TASK GOAL
Which lines contain the string "header"? Please list every one of them.

Structured figure records
┌──

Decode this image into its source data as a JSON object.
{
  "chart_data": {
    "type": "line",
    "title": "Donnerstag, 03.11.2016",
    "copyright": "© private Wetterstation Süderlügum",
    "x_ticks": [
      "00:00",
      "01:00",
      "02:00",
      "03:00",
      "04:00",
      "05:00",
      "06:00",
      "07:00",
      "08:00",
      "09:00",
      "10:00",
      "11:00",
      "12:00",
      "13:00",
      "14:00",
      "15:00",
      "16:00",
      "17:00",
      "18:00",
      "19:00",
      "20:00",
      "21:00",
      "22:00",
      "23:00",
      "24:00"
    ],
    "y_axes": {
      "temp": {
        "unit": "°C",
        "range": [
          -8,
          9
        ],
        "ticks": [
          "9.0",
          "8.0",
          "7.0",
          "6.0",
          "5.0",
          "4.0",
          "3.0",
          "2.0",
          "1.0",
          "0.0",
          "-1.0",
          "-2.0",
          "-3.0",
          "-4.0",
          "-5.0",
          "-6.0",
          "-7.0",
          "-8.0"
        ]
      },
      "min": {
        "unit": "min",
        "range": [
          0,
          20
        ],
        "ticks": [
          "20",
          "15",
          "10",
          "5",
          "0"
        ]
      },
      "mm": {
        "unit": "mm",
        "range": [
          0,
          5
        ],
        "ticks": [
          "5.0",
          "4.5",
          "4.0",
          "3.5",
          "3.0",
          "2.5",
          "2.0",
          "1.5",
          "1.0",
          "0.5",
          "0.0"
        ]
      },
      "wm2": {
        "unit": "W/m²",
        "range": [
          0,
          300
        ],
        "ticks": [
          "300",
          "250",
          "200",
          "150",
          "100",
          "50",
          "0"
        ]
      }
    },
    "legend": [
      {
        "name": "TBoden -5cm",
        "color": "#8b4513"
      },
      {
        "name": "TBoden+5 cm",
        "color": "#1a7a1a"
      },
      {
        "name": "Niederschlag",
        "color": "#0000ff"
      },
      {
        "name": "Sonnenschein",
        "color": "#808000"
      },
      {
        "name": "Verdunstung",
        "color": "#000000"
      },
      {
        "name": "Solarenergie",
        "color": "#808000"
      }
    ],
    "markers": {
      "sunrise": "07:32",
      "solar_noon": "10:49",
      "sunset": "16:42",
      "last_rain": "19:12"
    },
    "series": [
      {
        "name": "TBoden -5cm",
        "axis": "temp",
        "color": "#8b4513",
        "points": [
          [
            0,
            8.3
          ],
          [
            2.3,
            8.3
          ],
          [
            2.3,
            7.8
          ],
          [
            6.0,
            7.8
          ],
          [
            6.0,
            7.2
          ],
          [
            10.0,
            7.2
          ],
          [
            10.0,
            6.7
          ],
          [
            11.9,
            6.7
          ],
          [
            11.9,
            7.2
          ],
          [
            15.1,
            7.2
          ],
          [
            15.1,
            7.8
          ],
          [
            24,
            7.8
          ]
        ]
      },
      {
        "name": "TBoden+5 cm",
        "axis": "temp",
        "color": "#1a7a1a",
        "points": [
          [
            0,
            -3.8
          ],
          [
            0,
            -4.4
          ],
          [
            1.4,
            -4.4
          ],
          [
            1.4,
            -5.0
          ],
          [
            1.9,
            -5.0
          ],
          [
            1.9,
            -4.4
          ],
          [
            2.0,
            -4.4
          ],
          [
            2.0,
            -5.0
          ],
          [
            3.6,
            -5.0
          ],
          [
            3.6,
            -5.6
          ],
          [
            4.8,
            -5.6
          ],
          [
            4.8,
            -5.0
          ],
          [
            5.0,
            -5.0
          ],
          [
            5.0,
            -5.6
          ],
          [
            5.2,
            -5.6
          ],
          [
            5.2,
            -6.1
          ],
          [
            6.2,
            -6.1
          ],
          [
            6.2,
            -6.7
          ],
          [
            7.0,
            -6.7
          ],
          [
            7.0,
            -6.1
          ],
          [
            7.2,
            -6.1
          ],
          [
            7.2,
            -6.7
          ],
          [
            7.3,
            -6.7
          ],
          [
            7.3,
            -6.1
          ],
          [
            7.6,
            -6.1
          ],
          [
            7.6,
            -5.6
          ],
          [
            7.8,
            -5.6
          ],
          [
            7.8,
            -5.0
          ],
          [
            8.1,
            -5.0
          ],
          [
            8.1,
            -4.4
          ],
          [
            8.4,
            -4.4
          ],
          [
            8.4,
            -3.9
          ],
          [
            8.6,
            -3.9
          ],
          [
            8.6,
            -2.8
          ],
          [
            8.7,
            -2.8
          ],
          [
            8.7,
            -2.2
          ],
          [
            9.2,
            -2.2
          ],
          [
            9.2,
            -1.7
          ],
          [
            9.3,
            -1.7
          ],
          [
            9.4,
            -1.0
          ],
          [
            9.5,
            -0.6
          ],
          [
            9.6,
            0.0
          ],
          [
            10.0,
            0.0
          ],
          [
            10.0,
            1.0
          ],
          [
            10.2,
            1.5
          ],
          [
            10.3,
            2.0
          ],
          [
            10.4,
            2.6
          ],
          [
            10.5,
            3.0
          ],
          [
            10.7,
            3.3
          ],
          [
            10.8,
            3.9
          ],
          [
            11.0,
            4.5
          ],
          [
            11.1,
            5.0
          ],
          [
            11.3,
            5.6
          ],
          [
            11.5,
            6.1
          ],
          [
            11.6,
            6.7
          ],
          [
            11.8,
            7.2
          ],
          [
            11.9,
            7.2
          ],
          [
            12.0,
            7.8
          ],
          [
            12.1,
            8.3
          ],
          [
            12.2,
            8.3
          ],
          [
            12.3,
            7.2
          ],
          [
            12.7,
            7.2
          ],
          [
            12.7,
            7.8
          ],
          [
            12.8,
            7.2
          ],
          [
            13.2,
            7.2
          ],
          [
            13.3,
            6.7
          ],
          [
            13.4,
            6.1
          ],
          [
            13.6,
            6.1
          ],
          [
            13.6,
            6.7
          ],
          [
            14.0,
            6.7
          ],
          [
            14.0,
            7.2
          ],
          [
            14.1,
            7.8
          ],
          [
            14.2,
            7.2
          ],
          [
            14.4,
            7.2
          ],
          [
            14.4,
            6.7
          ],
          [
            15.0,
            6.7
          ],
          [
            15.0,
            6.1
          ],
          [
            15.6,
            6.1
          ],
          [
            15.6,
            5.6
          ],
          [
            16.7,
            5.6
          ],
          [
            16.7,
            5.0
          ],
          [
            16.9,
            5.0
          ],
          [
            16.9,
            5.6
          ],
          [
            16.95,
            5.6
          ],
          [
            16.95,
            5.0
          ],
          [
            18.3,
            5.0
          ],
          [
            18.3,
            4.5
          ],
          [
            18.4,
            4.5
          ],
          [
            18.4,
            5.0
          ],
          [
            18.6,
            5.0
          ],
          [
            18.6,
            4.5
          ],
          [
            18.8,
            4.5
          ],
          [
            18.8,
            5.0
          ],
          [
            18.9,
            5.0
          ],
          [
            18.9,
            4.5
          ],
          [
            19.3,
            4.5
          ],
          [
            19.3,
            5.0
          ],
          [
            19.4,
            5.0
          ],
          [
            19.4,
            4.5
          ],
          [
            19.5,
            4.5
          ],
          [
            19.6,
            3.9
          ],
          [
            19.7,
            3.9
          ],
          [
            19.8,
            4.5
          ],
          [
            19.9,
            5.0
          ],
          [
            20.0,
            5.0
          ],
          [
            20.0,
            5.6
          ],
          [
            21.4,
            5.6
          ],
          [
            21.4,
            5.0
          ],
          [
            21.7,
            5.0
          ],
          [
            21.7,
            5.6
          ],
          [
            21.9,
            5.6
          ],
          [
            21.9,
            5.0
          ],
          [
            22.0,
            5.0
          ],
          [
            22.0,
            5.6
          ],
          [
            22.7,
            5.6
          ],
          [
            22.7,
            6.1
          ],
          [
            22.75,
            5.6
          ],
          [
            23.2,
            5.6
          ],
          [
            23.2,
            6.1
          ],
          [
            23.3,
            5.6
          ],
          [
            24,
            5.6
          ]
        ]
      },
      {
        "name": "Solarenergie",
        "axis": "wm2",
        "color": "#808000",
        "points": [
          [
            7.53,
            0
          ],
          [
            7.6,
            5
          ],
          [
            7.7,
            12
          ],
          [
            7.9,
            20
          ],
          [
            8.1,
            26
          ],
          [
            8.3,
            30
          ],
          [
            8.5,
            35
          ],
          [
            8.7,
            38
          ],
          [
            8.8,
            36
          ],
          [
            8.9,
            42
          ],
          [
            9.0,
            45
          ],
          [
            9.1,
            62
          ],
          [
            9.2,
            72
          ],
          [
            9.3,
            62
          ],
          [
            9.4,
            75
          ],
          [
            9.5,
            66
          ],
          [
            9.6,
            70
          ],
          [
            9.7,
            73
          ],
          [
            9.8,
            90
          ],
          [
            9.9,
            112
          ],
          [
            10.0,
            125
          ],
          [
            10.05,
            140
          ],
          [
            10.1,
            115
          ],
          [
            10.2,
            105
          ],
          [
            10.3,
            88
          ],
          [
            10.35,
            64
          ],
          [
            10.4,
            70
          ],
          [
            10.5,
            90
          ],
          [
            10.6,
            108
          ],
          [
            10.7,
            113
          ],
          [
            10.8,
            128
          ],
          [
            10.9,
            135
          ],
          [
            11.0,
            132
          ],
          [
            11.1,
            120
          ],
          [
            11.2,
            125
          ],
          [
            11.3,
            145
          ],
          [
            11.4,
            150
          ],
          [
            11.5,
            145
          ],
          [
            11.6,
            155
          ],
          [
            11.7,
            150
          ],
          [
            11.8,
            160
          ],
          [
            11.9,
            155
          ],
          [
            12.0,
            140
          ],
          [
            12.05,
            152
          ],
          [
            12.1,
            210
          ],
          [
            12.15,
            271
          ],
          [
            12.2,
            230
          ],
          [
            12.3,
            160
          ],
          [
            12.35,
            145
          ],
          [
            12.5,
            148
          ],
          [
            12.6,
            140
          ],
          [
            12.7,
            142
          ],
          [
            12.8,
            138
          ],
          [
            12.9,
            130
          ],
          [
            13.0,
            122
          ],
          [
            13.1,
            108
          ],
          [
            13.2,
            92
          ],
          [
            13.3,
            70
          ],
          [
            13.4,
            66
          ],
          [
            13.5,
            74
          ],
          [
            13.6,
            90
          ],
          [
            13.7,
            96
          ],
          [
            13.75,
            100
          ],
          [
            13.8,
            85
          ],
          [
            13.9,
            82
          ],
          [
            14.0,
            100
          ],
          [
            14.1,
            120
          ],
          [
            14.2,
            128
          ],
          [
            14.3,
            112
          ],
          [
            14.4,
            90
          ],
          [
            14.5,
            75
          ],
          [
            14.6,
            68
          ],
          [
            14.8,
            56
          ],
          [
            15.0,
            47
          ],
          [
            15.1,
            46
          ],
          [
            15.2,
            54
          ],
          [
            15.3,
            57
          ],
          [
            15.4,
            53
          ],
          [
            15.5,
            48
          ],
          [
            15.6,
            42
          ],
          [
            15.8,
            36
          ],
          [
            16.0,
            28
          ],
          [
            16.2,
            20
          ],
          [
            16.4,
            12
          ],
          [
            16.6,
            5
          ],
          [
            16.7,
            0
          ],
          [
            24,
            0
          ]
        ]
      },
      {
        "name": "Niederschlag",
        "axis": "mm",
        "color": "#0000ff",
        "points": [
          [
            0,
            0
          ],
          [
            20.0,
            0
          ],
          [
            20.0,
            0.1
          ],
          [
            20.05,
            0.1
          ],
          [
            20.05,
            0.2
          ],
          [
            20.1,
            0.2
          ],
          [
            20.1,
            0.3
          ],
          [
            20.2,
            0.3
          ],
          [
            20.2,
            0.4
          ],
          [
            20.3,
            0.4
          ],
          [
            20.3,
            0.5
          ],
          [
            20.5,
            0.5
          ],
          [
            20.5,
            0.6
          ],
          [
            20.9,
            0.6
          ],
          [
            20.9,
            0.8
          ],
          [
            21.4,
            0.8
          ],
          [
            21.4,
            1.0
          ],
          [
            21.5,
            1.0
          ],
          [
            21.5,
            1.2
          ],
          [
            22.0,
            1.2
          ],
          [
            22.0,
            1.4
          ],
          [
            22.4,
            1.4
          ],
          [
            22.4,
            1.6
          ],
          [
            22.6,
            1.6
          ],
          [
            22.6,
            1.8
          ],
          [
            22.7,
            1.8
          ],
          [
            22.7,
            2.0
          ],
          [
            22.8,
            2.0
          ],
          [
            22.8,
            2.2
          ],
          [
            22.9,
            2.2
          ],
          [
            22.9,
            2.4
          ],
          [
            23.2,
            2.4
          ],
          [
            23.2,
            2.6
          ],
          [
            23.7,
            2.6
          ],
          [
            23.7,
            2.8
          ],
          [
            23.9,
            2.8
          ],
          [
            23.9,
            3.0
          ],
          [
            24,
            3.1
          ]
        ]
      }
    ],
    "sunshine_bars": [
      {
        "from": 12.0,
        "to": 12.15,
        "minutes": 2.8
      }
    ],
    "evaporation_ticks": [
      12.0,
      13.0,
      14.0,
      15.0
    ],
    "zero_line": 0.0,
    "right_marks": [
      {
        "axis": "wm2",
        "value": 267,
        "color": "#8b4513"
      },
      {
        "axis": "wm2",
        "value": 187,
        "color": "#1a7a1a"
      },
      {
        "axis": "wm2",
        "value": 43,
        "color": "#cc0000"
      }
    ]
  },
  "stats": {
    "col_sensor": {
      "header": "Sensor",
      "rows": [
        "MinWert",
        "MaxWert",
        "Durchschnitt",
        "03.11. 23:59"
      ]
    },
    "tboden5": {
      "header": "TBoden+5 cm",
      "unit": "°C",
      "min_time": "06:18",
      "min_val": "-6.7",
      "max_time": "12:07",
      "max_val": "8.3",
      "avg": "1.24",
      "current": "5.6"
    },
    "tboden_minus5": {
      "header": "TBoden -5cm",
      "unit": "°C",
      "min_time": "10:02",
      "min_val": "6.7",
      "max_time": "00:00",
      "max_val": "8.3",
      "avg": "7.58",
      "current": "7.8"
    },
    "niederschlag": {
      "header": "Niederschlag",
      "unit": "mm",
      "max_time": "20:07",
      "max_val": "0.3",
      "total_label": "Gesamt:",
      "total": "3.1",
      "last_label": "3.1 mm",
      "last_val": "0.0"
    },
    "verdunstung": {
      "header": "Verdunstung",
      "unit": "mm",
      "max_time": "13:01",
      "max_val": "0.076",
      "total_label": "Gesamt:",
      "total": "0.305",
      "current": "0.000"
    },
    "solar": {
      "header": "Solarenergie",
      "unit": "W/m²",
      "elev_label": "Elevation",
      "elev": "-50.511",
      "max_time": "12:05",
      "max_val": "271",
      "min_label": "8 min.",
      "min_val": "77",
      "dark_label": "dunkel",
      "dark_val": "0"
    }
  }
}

└──

WRITTEN ANSWER
      "header": "Sensor",
      "header": "TBoden+5 cm",
      "header": "TBoden -5cm",
      "header": "Niederschlag",
      "header": "Verdunstung",
      "header": "Solarenergie",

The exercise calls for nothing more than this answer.